Directions for this task
Below are the records; copy each line in them that holds the word "Position".

Records for the task
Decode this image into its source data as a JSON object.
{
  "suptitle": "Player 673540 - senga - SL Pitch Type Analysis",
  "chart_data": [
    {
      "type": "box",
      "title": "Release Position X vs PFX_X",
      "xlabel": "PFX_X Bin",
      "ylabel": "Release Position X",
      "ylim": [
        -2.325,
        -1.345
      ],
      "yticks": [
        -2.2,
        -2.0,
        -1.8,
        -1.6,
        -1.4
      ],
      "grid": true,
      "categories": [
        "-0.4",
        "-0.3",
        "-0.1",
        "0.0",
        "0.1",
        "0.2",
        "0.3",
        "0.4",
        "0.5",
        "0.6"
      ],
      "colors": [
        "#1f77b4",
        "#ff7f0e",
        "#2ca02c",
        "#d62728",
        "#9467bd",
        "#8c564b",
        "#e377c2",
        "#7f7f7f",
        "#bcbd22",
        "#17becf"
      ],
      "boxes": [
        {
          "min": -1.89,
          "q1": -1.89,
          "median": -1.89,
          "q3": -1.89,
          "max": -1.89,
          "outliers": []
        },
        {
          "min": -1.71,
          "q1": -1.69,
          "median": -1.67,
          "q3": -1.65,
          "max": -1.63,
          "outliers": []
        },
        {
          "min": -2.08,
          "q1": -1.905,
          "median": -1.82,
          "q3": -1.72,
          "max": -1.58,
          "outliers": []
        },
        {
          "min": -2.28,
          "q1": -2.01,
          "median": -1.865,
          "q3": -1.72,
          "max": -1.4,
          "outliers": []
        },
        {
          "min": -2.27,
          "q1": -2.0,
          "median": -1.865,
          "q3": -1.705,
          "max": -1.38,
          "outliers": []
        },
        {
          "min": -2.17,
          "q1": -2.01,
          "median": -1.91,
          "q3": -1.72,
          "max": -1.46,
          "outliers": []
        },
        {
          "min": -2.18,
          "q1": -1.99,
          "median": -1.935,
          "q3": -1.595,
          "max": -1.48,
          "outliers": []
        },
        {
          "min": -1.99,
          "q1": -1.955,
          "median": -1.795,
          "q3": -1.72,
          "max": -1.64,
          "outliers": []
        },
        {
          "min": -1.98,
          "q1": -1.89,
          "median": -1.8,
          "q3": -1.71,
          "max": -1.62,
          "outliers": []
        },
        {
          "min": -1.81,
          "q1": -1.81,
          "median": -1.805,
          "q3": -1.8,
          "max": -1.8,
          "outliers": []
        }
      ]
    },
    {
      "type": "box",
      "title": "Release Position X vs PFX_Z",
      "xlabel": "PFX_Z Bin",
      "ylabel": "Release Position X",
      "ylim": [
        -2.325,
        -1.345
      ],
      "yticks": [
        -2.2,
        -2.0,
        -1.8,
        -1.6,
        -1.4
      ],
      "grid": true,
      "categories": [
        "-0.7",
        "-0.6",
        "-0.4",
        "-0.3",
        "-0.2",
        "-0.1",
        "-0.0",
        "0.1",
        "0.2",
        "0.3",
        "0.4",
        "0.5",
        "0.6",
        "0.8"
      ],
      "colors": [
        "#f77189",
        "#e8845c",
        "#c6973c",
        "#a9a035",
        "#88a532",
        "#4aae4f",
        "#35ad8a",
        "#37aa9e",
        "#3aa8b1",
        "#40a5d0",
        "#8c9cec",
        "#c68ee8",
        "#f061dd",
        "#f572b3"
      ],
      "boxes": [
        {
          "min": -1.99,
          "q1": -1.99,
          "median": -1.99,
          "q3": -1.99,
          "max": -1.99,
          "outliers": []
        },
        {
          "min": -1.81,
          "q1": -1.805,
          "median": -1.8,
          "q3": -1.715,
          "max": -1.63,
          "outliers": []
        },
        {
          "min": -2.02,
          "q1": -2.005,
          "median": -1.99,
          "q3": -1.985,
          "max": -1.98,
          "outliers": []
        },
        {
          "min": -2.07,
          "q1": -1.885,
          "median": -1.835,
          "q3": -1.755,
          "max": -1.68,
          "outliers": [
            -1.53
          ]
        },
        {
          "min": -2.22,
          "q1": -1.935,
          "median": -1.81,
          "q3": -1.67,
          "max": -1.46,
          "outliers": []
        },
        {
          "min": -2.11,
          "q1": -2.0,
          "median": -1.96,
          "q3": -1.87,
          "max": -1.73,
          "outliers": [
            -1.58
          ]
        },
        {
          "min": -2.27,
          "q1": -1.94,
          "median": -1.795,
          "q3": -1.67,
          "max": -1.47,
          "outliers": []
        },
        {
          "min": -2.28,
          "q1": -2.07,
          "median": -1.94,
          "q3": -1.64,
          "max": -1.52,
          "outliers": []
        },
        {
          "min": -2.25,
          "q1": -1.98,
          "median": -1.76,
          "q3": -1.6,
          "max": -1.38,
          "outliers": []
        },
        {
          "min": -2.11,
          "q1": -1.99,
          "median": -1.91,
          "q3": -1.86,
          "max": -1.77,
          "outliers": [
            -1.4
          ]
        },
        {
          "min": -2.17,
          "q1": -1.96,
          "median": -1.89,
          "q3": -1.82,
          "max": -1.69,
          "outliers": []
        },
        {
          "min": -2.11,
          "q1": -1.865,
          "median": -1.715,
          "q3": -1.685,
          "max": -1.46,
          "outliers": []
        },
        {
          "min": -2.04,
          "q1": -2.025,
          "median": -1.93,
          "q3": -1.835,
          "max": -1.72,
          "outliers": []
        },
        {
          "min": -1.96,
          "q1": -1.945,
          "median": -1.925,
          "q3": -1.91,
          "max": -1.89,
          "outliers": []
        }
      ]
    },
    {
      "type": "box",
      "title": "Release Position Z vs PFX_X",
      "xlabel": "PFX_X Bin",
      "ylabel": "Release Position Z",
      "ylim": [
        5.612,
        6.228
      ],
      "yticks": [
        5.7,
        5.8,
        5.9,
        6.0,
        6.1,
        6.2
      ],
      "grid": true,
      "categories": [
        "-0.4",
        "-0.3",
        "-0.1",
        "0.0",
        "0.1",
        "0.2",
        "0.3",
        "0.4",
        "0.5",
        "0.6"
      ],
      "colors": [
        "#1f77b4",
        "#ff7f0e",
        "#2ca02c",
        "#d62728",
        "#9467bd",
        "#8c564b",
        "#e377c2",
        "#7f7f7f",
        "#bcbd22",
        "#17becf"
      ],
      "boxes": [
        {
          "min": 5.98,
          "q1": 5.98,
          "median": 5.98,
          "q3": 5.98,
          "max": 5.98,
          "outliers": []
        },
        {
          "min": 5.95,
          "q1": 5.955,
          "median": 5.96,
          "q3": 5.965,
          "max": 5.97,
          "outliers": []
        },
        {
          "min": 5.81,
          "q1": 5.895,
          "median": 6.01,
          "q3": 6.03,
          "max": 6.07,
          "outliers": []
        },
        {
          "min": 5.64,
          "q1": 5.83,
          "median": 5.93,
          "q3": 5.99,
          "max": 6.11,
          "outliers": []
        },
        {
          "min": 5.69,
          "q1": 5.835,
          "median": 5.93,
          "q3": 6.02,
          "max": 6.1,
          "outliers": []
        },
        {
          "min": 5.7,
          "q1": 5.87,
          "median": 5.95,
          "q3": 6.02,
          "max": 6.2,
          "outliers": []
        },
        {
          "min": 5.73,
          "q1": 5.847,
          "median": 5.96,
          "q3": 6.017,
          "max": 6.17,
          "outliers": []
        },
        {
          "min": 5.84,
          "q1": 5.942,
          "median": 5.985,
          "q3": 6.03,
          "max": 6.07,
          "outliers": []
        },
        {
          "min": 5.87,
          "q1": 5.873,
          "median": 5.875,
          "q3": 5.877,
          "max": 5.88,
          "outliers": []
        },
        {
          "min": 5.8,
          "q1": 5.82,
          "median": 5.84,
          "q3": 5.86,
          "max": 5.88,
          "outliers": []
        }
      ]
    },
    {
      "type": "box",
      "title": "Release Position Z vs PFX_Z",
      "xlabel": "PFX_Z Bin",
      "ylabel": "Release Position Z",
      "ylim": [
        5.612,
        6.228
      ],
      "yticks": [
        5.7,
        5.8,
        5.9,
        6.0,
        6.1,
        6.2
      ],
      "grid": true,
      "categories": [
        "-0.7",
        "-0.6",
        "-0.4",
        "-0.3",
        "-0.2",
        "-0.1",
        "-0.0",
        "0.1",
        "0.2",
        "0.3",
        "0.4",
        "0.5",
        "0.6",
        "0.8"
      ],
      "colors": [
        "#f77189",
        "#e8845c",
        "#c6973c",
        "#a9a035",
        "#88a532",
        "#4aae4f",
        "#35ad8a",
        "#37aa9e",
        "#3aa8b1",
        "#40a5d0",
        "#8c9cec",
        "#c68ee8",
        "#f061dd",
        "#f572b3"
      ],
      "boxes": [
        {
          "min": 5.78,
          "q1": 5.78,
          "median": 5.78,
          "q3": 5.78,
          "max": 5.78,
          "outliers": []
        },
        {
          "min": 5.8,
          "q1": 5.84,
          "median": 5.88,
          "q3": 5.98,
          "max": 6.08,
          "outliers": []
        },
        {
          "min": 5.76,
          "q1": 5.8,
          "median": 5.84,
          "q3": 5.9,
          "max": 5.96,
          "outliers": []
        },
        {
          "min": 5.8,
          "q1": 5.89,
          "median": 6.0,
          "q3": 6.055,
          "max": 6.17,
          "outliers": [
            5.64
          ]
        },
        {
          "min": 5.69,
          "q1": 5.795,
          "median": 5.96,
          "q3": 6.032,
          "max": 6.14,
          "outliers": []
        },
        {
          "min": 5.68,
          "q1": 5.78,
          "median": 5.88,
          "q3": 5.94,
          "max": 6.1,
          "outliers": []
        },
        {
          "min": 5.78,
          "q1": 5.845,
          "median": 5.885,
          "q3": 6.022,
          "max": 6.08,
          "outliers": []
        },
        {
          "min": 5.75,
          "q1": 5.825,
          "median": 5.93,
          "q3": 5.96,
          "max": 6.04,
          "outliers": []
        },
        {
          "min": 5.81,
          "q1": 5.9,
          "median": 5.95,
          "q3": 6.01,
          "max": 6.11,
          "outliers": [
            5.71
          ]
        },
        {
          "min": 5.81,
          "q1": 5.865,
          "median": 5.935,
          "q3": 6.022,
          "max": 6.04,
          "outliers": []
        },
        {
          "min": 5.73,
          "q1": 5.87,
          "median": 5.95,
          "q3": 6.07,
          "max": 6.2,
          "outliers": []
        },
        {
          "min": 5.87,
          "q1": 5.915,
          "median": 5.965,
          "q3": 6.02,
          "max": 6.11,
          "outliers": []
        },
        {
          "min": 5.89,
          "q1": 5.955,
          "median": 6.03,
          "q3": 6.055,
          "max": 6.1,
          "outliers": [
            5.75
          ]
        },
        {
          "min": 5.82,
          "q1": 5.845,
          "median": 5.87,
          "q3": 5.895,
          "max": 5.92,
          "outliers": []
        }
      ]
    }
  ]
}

Solution for this exercise
      "title": "Release Position X vs PFX_X",
      "ylabel": "Release Position X",
      "title": "Release Position X vs PFX_Z",
      "ylabel": "Release Position X",
      "title": "Release Position Z vs PFX_X",
      "ylabel": "Release Position Z",
      "title": "Release Position Z vs PFX_Z",
      "ylabel": "Release Position Z",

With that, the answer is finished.